| MATERIAL SHOWN |
-- Begin --

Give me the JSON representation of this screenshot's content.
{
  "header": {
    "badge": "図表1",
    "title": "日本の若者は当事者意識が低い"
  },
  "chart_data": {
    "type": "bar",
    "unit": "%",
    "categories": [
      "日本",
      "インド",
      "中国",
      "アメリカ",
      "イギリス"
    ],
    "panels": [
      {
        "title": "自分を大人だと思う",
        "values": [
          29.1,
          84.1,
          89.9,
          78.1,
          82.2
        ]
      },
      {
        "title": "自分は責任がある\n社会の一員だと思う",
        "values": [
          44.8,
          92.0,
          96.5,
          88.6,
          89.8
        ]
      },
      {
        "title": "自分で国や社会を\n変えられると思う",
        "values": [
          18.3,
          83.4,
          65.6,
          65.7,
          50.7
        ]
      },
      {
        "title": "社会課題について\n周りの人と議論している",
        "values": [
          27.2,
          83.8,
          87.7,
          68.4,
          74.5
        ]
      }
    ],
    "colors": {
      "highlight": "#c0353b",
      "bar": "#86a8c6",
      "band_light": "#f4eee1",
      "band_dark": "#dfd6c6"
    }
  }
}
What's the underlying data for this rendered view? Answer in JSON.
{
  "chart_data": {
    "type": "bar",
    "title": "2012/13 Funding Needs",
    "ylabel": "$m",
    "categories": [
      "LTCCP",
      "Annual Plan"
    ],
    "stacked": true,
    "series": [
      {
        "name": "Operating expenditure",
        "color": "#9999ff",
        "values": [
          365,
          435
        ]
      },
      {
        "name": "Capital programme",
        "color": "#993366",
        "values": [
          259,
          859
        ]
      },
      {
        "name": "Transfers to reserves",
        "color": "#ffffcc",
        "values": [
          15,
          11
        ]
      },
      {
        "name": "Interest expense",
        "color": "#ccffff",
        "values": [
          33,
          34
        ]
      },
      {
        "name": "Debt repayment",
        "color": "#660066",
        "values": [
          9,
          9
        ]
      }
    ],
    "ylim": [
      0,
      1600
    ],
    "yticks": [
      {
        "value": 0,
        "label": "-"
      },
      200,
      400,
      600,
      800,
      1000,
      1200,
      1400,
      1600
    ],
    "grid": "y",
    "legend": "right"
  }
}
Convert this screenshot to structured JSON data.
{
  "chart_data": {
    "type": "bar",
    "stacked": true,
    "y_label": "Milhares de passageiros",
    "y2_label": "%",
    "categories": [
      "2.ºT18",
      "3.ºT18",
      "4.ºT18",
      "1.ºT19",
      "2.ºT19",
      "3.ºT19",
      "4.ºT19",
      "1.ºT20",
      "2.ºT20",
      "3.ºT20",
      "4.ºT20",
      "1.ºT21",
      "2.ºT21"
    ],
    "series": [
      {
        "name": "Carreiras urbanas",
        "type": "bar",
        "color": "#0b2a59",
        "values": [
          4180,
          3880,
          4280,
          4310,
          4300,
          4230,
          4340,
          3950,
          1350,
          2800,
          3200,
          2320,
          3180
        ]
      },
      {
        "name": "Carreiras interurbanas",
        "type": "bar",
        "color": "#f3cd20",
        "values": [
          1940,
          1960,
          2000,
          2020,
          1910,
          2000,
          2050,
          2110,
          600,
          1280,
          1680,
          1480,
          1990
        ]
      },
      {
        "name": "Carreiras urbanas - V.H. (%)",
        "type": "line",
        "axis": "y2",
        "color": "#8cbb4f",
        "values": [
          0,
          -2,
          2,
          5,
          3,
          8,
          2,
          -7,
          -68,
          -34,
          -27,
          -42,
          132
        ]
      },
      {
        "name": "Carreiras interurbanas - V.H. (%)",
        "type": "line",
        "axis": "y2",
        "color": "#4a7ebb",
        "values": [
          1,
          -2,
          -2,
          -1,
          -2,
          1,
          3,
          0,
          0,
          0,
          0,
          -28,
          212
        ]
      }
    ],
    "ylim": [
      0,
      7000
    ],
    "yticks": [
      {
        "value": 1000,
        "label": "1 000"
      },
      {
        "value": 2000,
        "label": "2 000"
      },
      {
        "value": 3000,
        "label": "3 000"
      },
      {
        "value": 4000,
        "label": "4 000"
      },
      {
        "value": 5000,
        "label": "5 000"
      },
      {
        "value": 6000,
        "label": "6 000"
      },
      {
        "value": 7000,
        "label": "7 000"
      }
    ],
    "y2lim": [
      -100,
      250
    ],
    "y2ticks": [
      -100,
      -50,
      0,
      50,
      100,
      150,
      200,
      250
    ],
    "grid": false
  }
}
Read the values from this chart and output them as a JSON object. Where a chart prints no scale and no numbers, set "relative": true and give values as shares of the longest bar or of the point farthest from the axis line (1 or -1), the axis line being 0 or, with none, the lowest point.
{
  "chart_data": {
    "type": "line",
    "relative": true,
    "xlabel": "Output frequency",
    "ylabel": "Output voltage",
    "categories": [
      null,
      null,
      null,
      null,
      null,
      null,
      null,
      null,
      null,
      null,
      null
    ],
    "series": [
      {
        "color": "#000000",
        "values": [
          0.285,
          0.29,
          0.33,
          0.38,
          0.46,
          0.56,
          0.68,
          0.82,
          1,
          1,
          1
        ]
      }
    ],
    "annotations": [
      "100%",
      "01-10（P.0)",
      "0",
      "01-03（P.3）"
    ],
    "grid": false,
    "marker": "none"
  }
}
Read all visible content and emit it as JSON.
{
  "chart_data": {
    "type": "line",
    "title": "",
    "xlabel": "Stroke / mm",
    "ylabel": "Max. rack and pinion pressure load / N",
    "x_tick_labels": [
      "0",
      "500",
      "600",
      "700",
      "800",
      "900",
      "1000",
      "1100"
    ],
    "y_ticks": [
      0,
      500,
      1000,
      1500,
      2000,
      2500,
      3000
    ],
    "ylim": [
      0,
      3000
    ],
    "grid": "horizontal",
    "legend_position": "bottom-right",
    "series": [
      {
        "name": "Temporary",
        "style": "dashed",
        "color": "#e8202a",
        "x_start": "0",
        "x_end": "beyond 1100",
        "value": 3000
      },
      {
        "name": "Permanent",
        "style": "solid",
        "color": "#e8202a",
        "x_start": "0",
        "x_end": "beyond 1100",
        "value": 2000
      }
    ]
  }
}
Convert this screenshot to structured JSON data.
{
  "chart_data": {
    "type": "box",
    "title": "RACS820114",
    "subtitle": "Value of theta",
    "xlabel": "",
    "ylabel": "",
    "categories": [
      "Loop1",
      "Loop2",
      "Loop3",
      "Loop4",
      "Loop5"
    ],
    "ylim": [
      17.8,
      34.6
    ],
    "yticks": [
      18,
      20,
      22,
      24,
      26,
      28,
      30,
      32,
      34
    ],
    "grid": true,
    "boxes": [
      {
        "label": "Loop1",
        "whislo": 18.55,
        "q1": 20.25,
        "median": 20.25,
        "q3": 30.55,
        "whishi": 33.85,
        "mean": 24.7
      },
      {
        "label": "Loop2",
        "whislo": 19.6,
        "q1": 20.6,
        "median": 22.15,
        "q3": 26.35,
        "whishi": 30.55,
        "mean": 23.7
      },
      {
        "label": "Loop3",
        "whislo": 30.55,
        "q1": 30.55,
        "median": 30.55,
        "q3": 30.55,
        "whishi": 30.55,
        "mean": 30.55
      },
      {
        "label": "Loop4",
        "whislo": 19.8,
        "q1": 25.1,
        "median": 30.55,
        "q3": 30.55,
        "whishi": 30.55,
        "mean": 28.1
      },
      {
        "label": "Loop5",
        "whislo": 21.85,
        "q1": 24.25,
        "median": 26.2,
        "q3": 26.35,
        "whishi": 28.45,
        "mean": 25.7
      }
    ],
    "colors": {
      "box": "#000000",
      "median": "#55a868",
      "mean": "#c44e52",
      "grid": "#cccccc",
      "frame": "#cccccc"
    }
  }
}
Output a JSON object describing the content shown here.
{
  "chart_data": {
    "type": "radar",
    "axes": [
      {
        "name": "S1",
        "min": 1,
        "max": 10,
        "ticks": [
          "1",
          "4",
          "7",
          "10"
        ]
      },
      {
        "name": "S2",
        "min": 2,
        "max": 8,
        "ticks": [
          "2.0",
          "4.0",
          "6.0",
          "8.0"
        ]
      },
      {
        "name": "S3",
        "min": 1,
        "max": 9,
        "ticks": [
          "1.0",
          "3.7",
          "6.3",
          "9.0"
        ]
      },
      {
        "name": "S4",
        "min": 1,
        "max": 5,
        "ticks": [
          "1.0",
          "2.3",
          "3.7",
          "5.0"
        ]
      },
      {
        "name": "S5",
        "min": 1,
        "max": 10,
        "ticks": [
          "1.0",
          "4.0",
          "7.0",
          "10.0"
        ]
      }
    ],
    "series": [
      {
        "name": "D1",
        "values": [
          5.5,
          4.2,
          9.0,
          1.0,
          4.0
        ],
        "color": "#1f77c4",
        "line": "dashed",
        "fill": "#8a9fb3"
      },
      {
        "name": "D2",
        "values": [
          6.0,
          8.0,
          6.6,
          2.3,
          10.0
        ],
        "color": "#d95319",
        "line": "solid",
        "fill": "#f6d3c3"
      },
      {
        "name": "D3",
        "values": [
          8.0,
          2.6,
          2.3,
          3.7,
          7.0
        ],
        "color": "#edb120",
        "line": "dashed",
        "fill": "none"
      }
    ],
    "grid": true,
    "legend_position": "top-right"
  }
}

-- End --

| DO THIS |
Copy every line of the records above that contains "object".

| FINAL RESULT |
Read the values from this chart and output them as a JSON object. Where a chart prints no scale and no numbers, set "relative": true and give values as shares of the longest bar or of the point farthest from the axis line (1 or -1), the axis line being 0 or, with none, the lowest point.
Output a JSON object describing the content shown here.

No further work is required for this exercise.